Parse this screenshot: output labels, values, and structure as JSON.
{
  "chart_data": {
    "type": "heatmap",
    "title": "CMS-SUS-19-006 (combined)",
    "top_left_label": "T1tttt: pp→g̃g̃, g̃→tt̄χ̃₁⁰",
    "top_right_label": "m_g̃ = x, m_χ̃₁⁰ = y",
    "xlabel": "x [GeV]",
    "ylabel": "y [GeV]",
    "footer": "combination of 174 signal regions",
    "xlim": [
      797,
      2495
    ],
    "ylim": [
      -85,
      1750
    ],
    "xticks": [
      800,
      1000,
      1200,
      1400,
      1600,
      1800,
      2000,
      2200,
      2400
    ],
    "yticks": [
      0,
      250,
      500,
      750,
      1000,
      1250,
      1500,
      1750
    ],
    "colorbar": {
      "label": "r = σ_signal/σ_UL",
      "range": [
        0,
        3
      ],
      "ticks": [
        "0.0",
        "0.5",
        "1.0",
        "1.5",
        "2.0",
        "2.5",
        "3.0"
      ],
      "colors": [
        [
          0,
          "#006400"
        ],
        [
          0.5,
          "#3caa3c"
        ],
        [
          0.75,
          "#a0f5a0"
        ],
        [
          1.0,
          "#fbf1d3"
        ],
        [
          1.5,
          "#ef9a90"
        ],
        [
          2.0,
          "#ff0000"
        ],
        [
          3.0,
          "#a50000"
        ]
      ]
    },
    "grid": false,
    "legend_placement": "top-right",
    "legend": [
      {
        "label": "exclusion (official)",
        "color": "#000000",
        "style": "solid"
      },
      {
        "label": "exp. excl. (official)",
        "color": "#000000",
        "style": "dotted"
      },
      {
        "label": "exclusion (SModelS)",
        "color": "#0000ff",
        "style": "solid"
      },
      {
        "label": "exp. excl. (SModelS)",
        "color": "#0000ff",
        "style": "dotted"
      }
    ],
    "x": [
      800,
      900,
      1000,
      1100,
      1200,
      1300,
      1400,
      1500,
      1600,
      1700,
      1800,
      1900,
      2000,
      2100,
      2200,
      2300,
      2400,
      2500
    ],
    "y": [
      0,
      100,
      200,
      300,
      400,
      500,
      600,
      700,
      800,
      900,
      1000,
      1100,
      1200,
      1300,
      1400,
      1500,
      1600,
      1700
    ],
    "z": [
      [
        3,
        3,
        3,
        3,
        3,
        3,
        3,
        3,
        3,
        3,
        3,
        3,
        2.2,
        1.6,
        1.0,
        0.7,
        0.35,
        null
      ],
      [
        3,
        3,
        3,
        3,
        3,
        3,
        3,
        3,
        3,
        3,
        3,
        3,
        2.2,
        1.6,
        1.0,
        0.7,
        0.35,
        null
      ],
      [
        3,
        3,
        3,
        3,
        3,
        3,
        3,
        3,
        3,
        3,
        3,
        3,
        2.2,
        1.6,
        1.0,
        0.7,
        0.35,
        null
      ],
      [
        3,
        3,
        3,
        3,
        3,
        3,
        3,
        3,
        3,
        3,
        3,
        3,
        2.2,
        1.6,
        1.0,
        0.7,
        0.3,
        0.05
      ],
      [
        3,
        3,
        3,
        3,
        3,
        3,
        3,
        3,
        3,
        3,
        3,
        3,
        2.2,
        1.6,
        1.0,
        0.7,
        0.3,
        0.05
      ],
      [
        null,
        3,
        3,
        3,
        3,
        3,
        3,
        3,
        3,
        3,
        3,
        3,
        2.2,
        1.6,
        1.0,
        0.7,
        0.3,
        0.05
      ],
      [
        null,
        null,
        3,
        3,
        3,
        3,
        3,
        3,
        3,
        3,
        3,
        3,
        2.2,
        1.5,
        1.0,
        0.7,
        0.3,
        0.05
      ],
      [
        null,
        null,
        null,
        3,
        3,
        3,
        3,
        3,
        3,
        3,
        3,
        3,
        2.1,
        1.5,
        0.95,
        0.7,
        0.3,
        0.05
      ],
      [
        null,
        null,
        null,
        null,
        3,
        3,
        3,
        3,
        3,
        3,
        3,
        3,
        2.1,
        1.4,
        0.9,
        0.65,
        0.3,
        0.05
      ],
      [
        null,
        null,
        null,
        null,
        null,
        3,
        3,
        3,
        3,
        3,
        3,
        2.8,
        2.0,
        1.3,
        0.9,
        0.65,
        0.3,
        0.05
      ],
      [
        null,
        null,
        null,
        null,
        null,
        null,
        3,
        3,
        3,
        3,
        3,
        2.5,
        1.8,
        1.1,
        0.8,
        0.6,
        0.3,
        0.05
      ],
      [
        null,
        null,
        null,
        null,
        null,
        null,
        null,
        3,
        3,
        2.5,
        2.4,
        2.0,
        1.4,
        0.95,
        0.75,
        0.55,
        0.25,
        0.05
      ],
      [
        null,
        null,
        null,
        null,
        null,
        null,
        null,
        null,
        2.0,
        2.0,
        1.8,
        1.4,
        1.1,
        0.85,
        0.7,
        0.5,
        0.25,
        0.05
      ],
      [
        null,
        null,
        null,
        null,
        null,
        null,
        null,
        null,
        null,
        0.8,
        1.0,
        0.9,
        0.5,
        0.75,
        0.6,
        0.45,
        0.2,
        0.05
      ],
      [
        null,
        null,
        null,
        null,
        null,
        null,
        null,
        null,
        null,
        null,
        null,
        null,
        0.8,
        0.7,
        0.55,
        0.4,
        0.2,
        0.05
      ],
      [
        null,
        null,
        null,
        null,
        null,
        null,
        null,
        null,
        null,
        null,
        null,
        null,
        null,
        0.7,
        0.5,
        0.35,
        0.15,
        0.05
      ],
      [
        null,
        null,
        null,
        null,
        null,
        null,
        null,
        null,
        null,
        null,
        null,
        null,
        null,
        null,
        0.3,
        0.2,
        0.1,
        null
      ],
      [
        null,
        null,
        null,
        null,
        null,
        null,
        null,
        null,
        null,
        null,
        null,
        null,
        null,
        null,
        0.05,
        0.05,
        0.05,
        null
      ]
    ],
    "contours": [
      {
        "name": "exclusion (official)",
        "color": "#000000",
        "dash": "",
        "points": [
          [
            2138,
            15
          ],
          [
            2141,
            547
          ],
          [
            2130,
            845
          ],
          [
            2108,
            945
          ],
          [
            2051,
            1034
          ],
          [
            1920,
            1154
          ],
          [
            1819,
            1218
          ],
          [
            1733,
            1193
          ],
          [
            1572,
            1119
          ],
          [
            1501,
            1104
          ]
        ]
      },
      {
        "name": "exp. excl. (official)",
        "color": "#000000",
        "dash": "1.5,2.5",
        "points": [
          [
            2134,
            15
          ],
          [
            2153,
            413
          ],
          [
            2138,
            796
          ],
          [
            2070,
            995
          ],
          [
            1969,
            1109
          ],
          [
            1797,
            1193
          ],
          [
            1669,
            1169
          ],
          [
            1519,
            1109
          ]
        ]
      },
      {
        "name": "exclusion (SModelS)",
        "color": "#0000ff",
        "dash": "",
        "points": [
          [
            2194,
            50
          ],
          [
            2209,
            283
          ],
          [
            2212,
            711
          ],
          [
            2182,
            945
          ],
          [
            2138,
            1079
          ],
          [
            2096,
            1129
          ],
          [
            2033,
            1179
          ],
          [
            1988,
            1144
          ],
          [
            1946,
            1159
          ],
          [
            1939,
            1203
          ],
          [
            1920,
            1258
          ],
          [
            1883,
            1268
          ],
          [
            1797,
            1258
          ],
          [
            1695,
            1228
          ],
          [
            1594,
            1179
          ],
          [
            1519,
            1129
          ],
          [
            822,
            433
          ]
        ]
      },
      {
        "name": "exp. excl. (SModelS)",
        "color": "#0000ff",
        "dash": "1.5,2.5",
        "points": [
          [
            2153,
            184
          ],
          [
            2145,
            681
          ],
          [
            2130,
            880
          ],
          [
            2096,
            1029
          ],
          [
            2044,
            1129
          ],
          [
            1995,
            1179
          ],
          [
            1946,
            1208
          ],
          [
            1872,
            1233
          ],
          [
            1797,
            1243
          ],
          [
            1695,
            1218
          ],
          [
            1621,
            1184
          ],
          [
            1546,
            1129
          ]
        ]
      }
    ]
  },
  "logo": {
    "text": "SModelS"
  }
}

--

→ Set task: Copy all lines from the data that hold the word "exclusion".

→ Response for this exercise:
        "label": "exclusion (official)",
        "label": "exclusion (SModelS)",
        "name": "exclusion (official)",
        "name": "exclusion (SModelS)",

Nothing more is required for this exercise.